**Exercise requirements**
Drop the pictures, then extract the listing word for word.

**Some records**
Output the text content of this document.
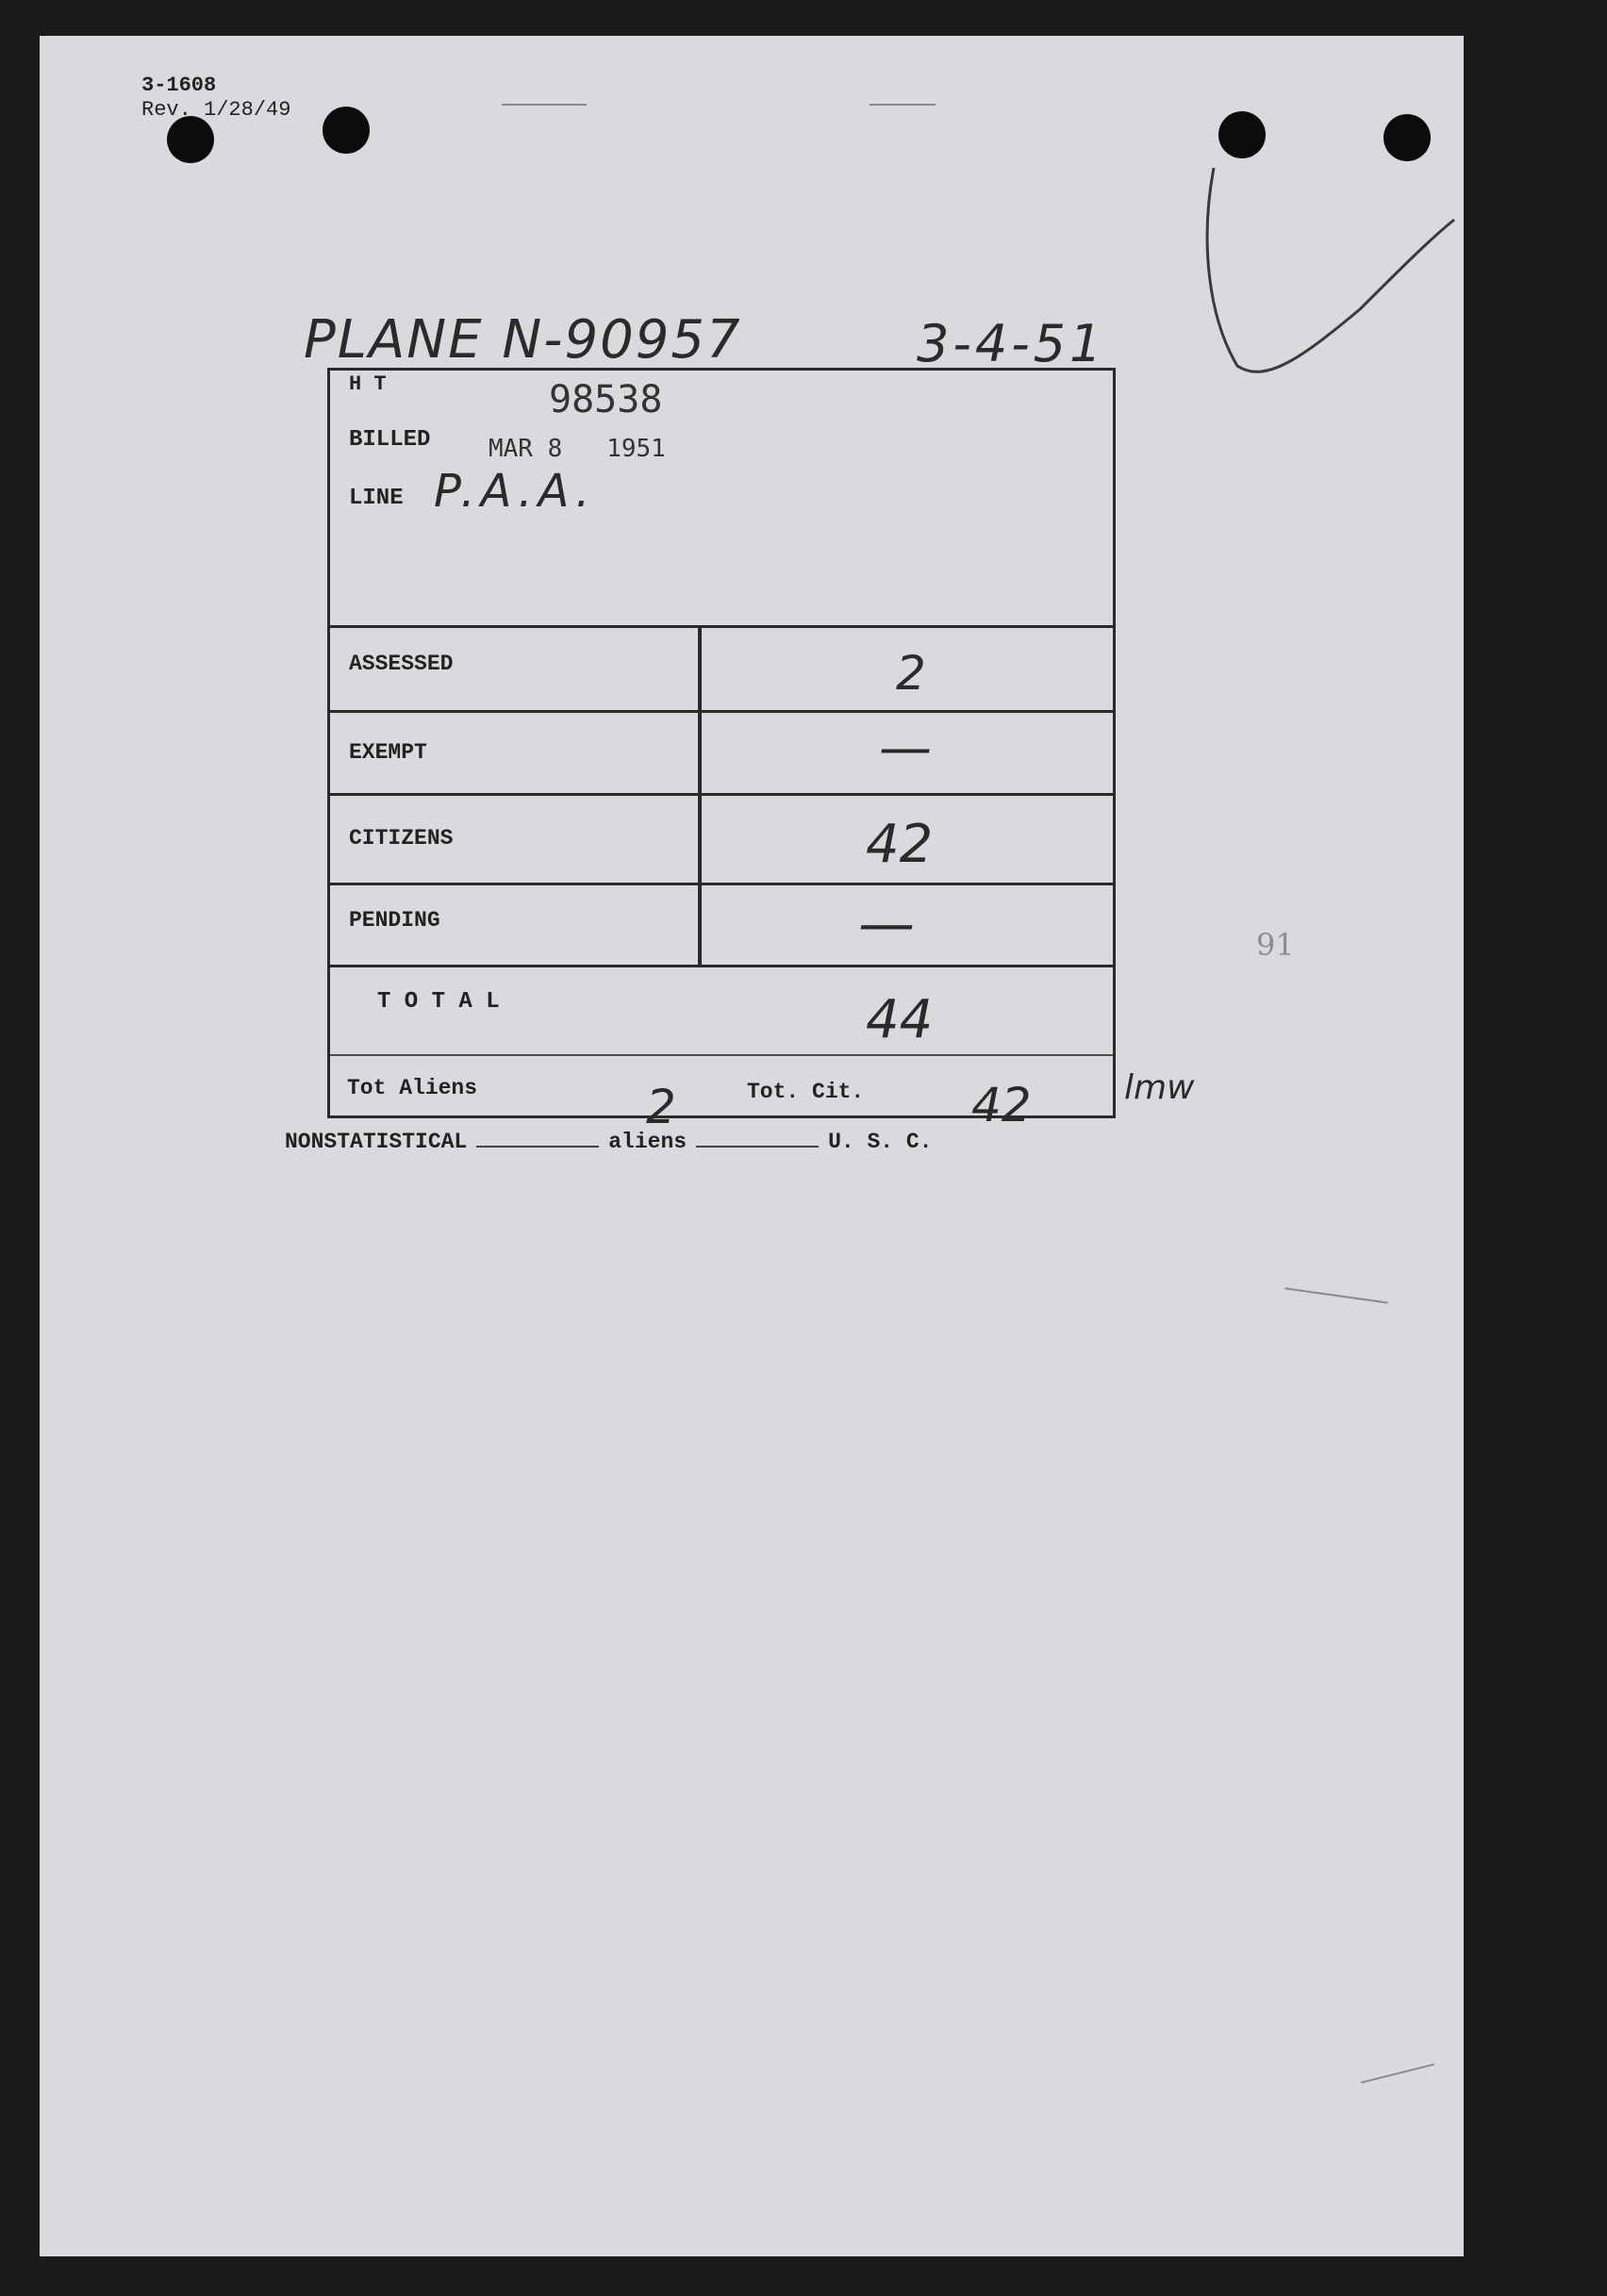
3-1608
Rev. 1/28/49
PLANE N-90957	3-4-51
H T	98538
BILLED MAR 8   1951
LINE P.A.A.
ASSESSED	2
EXEMPT	—
CITIZENS	42
PENDING	—
T O T A L	44
Tot Aliens	2	Tot. Cit. 42	lmw
91
NONSTATISTICAL	aliens	U. S. C.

**Reply**
Output the text content of this document.
3-1608
Rev. 1/28/49
PLANE N-90957	3-4-51
H T	98538
BILLED MAR 8   1951
LINE P.A.A.
ASSESSED	2
EXEMPT	—
CITIZENS	42
PENDING	—
T O T A L	44
Tot Aliens	2	Tot. Cit. 42	lmw
91
NONSTATISTICAL	aliens	U. S. C.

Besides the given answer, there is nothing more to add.